- [RECORDS PROVIDED]:
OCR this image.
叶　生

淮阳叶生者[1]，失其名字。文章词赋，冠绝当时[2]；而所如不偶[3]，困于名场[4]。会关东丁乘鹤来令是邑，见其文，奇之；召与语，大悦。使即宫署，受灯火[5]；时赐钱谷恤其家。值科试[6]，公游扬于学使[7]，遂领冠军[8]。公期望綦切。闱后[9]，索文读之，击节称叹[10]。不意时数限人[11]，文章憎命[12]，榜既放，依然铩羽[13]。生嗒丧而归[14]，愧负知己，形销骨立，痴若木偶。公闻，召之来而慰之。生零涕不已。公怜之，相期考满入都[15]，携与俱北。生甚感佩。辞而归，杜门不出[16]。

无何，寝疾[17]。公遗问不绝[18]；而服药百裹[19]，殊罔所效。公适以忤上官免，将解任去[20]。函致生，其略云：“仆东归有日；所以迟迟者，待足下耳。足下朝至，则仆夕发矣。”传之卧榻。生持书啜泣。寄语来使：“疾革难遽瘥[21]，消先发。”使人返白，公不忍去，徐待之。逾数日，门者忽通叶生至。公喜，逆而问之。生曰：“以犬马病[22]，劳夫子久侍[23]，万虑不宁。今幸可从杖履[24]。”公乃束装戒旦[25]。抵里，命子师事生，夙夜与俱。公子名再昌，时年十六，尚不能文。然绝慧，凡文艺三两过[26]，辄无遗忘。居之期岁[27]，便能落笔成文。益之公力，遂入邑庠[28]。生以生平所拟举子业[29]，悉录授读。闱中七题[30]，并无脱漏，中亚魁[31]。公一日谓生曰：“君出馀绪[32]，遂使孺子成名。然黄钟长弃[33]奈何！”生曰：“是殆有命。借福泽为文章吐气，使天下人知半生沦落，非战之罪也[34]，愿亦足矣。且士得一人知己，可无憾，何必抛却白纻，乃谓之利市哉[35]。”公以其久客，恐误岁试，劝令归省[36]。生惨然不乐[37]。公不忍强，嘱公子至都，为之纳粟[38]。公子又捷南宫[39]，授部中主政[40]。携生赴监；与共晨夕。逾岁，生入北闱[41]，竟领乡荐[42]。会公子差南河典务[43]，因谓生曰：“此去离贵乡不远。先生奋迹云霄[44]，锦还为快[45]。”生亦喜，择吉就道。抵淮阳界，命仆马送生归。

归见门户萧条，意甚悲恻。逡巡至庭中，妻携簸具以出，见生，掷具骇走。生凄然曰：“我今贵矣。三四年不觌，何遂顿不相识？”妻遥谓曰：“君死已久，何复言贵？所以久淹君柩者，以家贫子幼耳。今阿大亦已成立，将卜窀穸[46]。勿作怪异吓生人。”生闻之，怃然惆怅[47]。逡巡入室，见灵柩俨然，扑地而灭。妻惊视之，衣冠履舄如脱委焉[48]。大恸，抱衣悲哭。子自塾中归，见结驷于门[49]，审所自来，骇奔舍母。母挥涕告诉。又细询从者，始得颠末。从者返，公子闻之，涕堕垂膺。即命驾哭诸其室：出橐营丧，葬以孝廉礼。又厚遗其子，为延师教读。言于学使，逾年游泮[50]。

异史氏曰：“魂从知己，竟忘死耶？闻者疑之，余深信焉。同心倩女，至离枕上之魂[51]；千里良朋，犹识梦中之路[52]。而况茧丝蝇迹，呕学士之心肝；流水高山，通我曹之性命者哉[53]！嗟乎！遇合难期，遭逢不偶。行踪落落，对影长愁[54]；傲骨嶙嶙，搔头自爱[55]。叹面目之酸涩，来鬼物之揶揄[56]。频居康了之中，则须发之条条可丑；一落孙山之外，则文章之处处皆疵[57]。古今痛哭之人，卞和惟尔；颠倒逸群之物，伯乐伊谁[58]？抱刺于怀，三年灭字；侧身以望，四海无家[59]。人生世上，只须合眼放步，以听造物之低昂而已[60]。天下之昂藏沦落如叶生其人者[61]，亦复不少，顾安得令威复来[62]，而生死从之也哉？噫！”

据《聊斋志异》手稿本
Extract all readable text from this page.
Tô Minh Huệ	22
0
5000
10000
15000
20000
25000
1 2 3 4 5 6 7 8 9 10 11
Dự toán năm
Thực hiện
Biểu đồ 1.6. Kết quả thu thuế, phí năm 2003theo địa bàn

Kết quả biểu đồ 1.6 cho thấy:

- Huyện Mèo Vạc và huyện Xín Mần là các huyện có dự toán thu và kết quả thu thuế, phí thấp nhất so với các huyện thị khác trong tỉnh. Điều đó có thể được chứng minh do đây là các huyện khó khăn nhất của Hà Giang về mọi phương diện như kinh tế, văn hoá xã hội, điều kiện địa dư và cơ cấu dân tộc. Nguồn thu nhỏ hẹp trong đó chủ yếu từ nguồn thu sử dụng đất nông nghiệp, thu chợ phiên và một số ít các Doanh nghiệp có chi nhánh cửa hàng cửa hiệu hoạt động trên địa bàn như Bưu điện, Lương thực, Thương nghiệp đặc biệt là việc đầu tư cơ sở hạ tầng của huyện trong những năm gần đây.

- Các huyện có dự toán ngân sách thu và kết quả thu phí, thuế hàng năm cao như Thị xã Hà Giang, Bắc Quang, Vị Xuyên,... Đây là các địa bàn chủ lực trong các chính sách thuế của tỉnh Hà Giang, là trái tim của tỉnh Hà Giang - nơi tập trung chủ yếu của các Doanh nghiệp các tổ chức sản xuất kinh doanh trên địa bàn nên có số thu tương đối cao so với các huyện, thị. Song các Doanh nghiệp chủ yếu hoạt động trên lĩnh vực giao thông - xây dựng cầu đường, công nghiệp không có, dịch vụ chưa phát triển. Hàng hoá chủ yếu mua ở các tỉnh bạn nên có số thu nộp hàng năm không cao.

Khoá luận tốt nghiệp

- [DIRECTION]: From the data, pick out every line that includes "hàng".

- [SOLUTION FOR THIS TASK]:
- Huyện Mèo Vạc và huyện Xín Mần là các huyện có dự toán thu và kết quả thu thuế, phí thấp nhất so với các huyện thị khác trong tỉnh. Điều đó có thể được chứng minh do đây là các huyện khó khăn nhất của Hà Giang về mọi phương diện như kinh tế, văn hoá xã hội, điều kiện địa dư và cơ cấu dân tộc. Nguồn thu nhỏ hẹp trong đó chủ yếu từ nguồn thu sử dụng đất nông nghiệp, thu chợ phiên và một số ít các Doanh nghiệp có chi nhánh cửa hàng cửa hiệu hoạt động trên địa bàn như Bưu điện, Lương thực, Thương nghiệp đặc biệt là việc đầu tư cơ sở hạ tầng của huyện trong những năm gần đây.
- Các huyện có dự toán ngân sách thu và kết quả thu phí, thuế hàng năm cao như Thị xã Hà Giang, Bắc Quang, Vị Xuyên,... Đây là các địa bàn chủ lực trong các chính sách thuế của tỉnh Hà Giang, là trái tim của tỉnh Hà Giang - nơi tập trung chủ yếu của các Doanh nghiệp các tổ chức sản xuất kinh doanh trên địa bàn nên có số thu tương đối cao so với các huyện, thị. Song các Doanh nghiệp chủ yếu hoạt động trên lĩnh vực giao thông - xây dựng cầu đường, công nghiệp không có, dịch vụ chưa phát triển. Hàng hoá chủ yếu mua ở các tỉnh bạn nên có số thu nộp hàng năm không cao.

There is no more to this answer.